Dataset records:
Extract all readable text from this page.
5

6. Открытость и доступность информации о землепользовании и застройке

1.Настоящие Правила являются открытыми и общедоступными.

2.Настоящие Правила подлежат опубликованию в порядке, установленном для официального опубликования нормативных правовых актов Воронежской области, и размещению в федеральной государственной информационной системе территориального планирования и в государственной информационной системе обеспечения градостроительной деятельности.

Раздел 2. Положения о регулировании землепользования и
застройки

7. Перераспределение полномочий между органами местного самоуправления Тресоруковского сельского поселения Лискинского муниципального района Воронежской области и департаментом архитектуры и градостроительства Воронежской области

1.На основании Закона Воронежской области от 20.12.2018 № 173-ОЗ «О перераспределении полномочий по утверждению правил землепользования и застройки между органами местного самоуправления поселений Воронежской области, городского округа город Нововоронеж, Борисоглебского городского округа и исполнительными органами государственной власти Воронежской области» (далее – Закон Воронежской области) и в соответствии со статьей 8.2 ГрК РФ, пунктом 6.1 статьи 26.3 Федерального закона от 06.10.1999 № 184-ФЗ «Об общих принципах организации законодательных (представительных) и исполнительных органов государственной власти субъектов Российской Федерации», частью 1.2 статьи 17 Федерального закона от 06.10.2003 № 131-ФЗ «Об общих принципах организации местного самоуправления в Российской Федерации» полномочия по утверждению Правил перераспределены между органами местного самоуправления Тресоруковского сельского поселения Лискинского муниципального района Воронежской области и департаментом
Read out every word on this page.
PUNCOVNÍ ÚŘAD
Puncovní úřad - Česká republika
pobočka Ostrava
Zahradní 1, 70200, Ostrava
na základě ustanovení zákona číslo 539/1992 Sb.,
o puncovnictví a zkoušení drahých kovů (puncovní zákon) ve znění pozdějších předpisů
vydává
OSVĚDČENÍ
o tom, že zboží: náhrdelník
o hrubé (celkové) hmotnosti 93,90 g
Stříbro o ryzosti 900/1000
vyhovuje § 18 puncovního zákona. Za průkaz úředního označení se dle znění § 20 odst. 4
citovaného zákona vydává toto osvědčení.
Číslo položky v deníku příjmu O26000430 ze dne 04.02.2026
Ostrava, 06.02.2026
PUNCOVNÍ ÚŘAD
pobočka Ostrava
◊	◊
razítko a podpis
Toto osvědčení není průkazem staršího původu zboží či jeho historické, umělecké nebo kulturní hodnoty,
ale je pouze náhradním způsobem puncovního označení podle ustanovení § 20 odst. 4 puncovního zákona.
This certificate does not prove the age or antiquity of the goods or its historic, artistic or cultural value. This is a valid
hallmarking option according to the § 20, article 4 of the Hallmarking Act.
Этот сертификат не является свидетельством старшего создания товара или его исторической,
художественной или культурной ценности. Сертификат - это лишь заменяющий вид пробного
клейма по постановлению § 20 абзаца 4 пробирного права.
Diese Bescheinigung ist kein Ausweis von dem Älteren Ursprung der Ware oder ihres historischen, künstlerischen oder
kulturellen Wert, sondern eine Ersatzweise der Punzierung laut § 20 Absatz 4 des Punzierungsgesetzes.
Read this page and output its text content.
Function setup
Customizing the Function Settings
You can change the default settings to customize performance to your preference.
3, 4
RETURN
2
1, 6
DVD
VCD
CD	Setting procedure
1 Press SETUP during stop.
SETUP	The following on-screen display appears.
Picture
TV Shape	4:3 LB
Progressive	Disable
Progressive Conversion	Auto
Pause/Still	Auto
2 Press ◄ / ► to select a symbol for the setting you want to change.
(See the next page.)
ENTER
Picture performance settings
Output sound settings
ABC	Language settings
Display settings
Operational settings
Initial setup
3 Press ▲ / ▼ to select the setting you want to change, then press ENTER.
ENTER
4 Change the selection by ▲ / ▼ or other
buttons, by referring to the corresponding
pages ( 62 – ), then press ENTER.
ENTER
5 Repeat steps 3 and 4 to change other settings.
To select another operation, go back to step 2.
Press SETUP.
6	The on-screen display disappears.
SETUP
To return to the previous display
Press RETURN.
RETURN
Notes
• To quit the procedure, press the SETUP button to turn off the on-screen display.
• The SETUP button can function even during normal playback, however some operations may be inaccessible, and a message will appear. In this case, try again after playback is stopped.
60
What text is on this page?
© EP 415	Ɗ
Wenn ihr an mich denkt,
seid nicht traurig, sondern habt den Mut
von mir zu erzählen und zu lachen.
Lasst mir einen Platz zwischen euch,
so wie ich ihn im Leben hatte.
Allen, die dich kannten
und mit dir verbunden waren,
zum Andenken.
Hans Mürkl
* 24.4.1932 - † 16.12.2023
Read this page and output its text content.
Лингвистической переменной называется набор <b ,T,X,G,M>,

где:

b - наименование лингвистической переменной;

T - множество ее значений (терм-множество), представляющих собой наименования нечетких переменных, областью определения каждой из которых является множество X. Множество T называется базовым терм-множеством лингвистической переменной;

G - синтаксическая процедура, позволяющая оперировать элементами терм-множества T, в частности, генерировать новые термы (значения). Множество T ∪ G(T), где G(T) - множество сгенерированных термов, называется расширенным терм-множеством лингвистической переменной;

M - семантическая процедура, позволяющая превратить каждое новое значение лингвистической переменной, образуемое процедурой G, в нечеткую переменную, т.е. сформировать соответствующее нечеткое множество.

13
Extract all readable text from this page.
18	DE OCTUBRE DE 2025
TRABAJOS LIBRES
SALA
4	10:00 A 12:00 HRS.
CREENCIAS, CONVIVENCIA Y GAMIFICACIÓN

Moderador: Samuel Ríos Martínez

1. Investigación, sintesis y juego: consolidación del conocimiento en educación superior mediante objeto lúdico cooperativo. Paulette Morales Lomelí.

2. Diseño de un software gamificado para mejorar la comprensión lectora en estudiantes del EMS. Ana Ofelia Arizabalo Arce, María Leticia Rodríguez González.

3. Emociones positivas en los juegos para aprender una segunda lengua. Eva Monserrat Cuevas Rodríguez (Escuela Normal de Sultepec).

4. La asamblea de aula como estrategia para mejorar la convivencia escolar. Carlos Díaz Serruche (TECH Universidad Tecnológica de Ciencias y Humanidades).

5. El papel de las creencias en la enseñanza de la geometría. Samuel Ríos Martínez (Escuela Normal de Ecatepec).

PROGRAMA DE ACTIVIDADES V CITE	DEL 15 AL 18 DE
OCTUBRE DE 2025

Your instructions: State, as a number only, how many lines in the entries include "Progressive".

Response for this exercise: 2